Work out how many lines of the listing hold the string "query", then answer with that number and nothing else.

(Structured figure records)

** BEGIN **

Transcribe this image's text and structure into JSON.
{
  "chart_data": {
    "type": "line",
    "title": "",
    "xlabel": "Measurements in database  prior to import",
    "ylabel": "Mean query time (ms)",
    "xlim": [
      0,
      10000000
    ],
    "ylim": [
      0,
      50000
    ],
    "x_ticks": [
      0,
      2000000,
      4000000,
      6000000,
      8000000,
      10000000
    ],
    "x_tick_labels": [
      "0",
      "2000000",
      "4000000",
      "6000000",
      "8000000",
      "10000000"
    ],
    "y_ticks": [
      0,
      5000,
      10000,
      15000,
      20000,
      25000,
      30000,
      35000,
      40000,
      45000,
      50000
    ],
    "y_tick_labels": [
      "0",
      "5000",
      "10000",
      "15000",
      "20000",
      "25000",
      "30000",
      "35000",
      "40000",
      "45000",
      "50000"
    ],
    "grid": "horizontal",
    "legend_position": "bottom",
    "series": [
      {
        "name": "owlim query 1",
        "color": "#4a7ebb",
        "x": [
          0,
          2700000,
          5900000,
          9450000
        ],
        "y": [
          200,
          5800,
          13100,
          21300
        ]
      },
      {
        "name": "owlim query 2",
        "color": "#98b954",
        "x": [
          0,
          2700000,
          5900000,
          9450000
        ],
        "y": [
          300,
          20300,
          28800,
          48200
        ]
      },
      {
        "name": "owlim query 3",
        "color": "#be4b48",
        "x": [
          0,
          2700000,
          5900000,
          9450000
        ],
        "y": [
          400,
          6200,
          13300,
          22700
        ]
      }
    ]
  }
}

** END **

### Solution for this task
4